## [The task]
In the records, copy the lines starting at the one containing "improve-bar <box>415 151 694 163</box>" and ending at the one containing "question-badge: Q <box>38 45 67 76</box>", replacing "category-label" with "country-label" and leaving everything else unchanged.

## [Records supplied]
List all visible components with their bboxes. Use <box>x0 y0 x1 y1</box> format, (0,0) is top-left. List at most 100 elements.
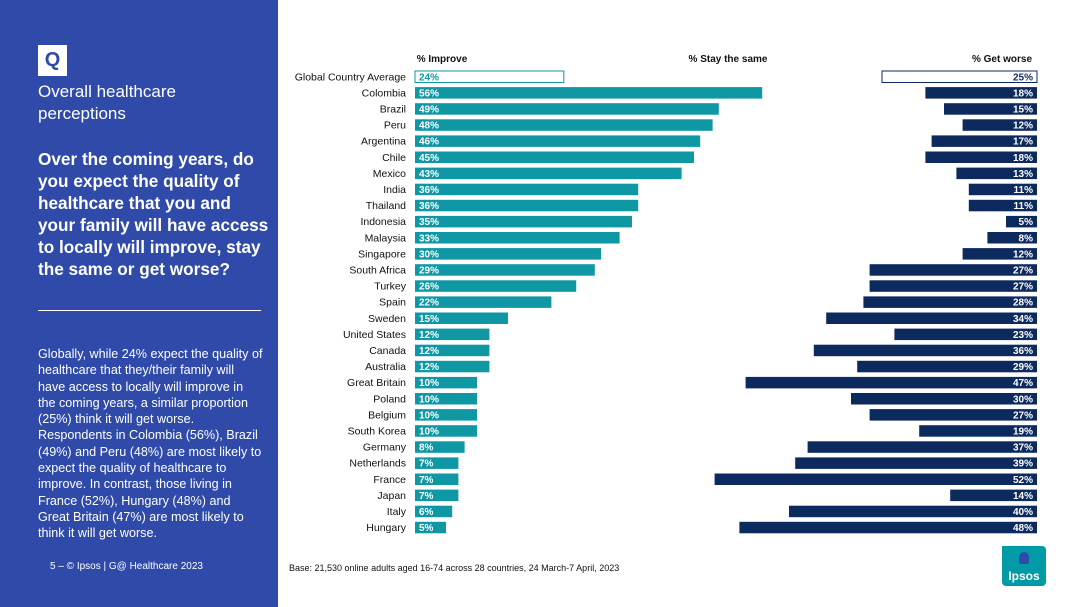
improve-bar <box>415 151 694 163</box>
improve-value-label: 10% <box>419 378 439 389</box>
worse-bar <box>925 151 1037 163</box>
worse-bar <box>807 441 1037 453</box>
worse-value-label: 18% <box>1013 88 1033 99</box>
category-label: Chile <box>382 152 406 164</box>
category-label: Indonesia <box>360 216 406 228</box>
improve-value-label: 43% <box>419 169 439 180</box>
worse-bar <box>739 521 1037 534</box>
improve-bar <box>414 70 565 83</box>
improve-value-label: 56% <box>419 88 439 99</box>
category-label: Malaysia <box>365 232 407 244</box>
improve-value-label: 36% <box>419 201 439 212</box>
improve-value-label: 49% <box>419 104 439 115</box>
worse-bar <box>789 505 1037 518</box>
improve-value-label: 35% <box>419 217 439 228</box>
worse-bar <box>968 183 1037 196</box>
worse-value-label: 14% <box>1013 491 1033 502</box>
worse-value-label: 11% <box>1014 201 1034 212</box>
worse-bar <box>956 167 1037 180</box>
worse-bar <box>950 489 1037 502</box>
improve-bar <box>415 232 620 244</box>
improve-value-label: 7% <box>419 491 434 502</box>
worse-bar <box>968 199 1037 212</box>
worse-value-label: 27% <box>1013 410 1033 421</box>
improve-bar <box>415 87 763 99</box>
improve-value-label: 10% <box>419 410 439 421</box>
category-label: Canada <box>369 345 406 357</box>
worse-bar <box>931 135 1037 147</box>
category-label: Brazil <box>380 103 406 115</box>
improve-bar <box>415 264 595 276</box>
improve-value-label: 29% <box>419 265 439 276</box>
category-label: Japan <box>377 490 406 502</box>
improve-value-label: 12% <box>419 346 439 357</box>
improve-bar <box>415 425 477 437</box>
improve-value-label: 46% <box>419 137 439 148</box>
improve-value-label: 7% <box>419 475 434 486</box>
question-badge: Q <box>38 45 67 76</box>
category-label: Poland <box>373 393 406 405</box>
improve-bar <box>415 441 465 453</box>
improve-value-label: 33% <box>419 233 439 244</box>
logo-text: Ipsos <box>1008 569 1040 583</box>
improve-bar <box>415 280 577 292</box>
improve-bar <box>415 135 701 147</box>
improve-value-label: 8% <box>419 443 434 454</box>
worse-value-label: 34% <box>1013 314 1033 325</box>
worse-bar <box>919 425 1037 437</box>
worse-bar <box>745 376 1037 389</box>
improve-bar <box>415 248 601 260</box>
improve-bar <box>415 489 459 502</box>
worse-value-label: 28% <box>1013 298 1033 309</box>
worse-value-label: 13% <box>1013 169 1033 180</box>
improve-value-label: 6% <box>419 507 434 518</box>
section-title: Overall healthcare perceptions <box>38 82 176 123</box>
worse-value-label: 25% <box>1013 72 1033 83</box>
worse-value-label: 19% <box>1013 426 1033 437</box>
worse-value-label: 29% <box>1013 362 1033 373</box>
improve-bar <box>415 521 446 534</box>
category-label: South Africa <box>349 264 406 276</box>
improve-value-label: 10% <box>419 394 439 405</box>
category-label: Germany <box>363 442 407 454</box>
category-label: Mexico <box>373 168 406 180</box>
worse-bar <box>826 312 1037 324</box>
category-label: Italy <box>387 506 407 518</box>
header-improve: % Improve <box>417 54 468 65</box>
worse-bar <box>925 87 1037 99</box>
category-label: Spain <box>379 297 406 309</box>
worse-bar <box>869 409 1037 421</box>
improve-bar <box>415 393 477 405</box>
improve-bar <box>415 199 639 212</box>
category-label: United States <box>343 329 406 341</box>
category-label: Belgium <box>368 409 406 421</box>
category-label: South Korea <box>348 425 407 437</box>
improve-value-label: 48% <box>419 121 439 132</box>
worse-bar <box>869 264 1037 276</box>
improve-value-label: 7% <box>419 459 434 470</box>
category-label: Colombia <box>362 87 407 99</box>
category-label: Turkey <box>374 281 406 293</box>
summary-text: Globally, while 24% expect the quality o… <box>38 347 263 541</box>
worse-bar <box>987 232 1037 244</box>
worse-bar <box>714 473 1037 485</box>
worse-bar <box>944 103 1037 115</box>
worse-value-label: 17% <box>1013 137 1033 148</box>
worse-bar <box>881 70 1038 83</box>
worse-bar <box>857 360 1037 373</box>
worse-bar <box>894 328 1037 341</box>
improve-bar <box>415 409 477 421</box>
header-get-worse: % Get worse <box>972 54 1032 65</box>
logo-mark-icon <box>1019 552 1029 564</box>
sidebar-divider <box>38 310 261 311</box>
improve-value-label: 26% <box>419 282 439 293</box>
worse-bar <box>851 393 1037 405</box>
improve-value-label: 15% <box>419 314 439 325</box>
worse-value-label: 37% <box>1013 443 1033 454</box>
improve-value-label: 5% <box>419 523 434 534</box>
worse-value-label: 40% <box>1013 507 1033 518</box>
improve-bar <box>415 457 459 469</box>
worse-bar <box>962 119 1037 131</box>
improve-bar <box>415 119 713 131</box>
category-label: Thailand <box>366 200 406 212</box>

## [Response for this exercise]
improve-bar <box>415 151 694 163</box>
improve-value-label: 10% <box>419 378 439 389</box>
worse-bar <box>925 151 1037 163</box>
worse-bar <box>807 441 1037 453</box>
worse-value-label: 18% <box>1013 88 1033 99</box>
country-label: Chile <box>382 152 406 164</box>
country-label: Indonesia <box>360 216 406 228</box>
improve-value-label: 43% <box>419 169 439 180</box>
worse-bar <box>739 521 1037 534</box>
improve-bar <box>414 70 565 83</box>
improve-value-label: 56% <box>419 88 439 99</box>
country-label: Malaysia <box>365 232 407 244</box>
improve-value-label: 36% <box>419 201 439 212</box>
improve-value-label: 49% <box>419 104 439 115</box>
worse-bar <box>789 505 1037 518</box>
improve-value-label: 35% <box>419 217 439 228</box>
worse-bar <box>968 183 1037 196</box>
worse-value-label: 14% <box>1013 491 1033 502</box>
worse-value-label: 11% <box>1014 201 1034 212</box>
worse-bar <box>956 167 1037 180</box>
worse-bar <box>950 489 1037 502</box>
improve-bar <box>415 232 620 244</box>
improve-value-label: 7% <box>419 491 434 502</box>
worse-bar <box>968 199 1037 212</box>
worse-value-label: 27% <box>1013 410 1033 421</box>
improve-bar <box>415 87 763 99</box>
improve-value-label: 10% <box>419 410 439 421</box>
country-label: Canada <box>369 345 406 357</box>
worse-bar <box>931 135 1037 147</box>
country-label: Brazil <box>380 103 406 115</box>
improve-bar <box>415 264 595 276</box>
improve-value-label: 29% <box>419 265 439 276</box>
country-label: Japan <box>377 490 406 502</box>
improve-value-label: 12% <box>419 346 439 357</box>
improve-bar <box>415 425 477 437</box>
improve-value-label: 46% <box>419 137 439 148</box>
improve-value-label: 7% <box>419 475 434 486</box>
question-badge: Q <box>38 45 67 76</box>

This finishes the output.